• [Items from a data source]:
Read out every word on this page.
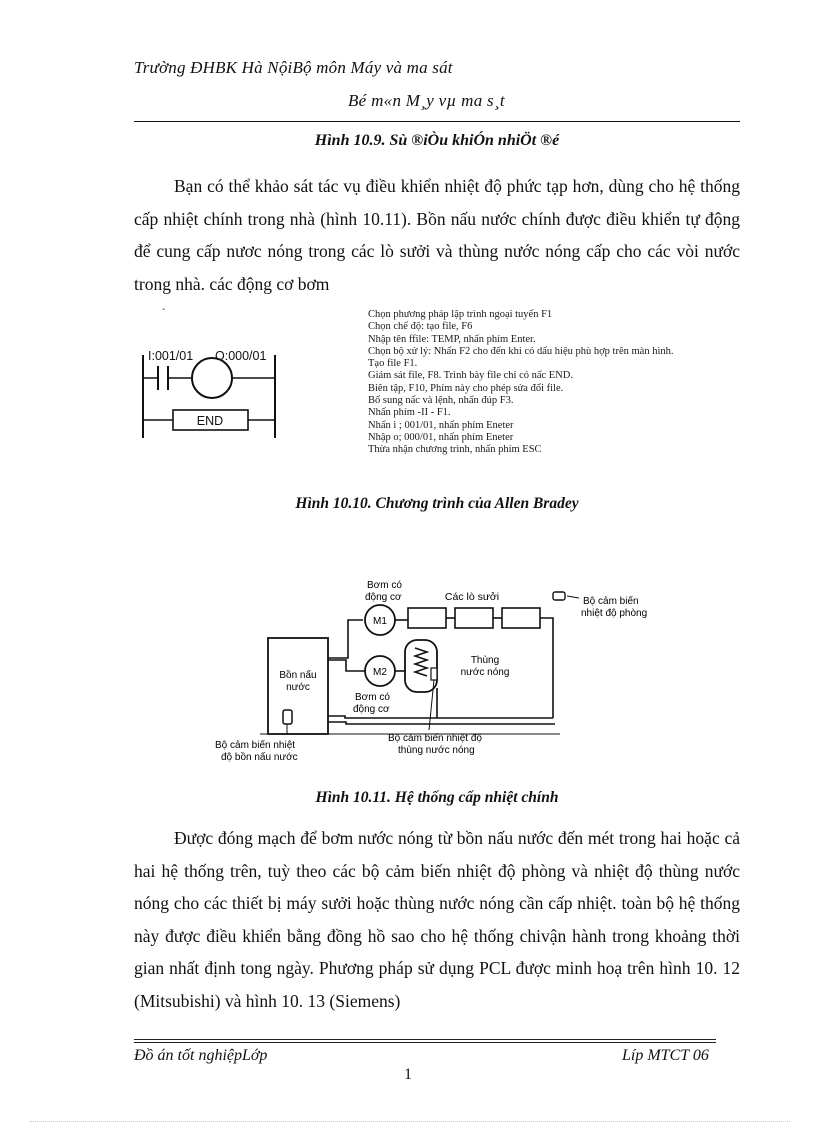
Trường ĐHBK Hà NộiBộ môn Máy và ma sát
Bé m«n M¸y vµ ma s¸t
Hình 10.9. Sù ®iÒu khiÓn nhiÖt ®é
Bạn có thể khảo sát tác vụ điều khiển nhiệt độ phức tạp hơn, dùng cho hệ thống cấp nhiệt chính trong nhà (hình 10.11). Bồn nấu nước chính được điều khiển tự động để cung cấp nươc nóng trong các lò sưởi và thùng nước nóng cấp cho các vòi nước trong nhà. các động cơ bơm
-
I:001/01 O:000/01
END
Chọn phương pháp lập trình ngoại tuyến F1
Chọn chế độ: tạo file, F6
Nhập tên ffile: TEMP, nhấn phím Enter.
Chọn bộ xử lý: Nhấn F2 cho đến khi có dấu hiệu phù hợp trên màn hình.
Tạo file F1.
Giám sát file, F8. Trình bày file chỉ có nấc END.
Biên tập, F10, Phím này cho phép sửa đổi file.
Bổ sung nấc và lệnh, nhấn đúp F3.
Nhấn phím -II - F1.
Nhấn i ; 001/01, nhấn phím Eneter
Nhập o; 000/01, nhấn phím Eneter
Thừa nhận chương trình, nhấn phím ESC
Hình 10.10. Chương trình của Allen Bradey
Bồn nấu
nước
M1
Bơm có
động cơ	Các lò sưởi	Bộ cảm biến
nhiệt độ phòng
M2
Bơm có
động cơ
Thùng
nước nóng
Bộ cảm biến nhiệt
độ bồn nấu nước
Bộ cảm biến nhiệt độ
thùng nước nóng
Hình 10.11. Hệ thống cấp nhiệt chính
Được đóng mạch để bơm nước nóng từ bồn nấu nước đến mét trong hai hoặc cả hai hệ thống trên, tuỳ theo các bộ cảm biến nhiệt độ phòng và nhiệt độ thùng nước nóng cho các thiết bị máy sưởi hoặc thùng nước nóng cần cấp nhiệt. toàn bộ hệ thống này được điều khiển bằng đồng hồ sao cho hệ thống chivận hành trong khoảng thời gian nhất định tong ngày. Phương pháp sử dụng PCL được minh hoạ trên hình 10. 12 (Mitsubishi) và hình 10. 13 (Siemens)
Đồ án tốt nghiệpLớp	Líp MTCT 06
1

• [Task description]: For the data above, state only how many lines include the word "Chọn".

• [Answer to the problem]: 3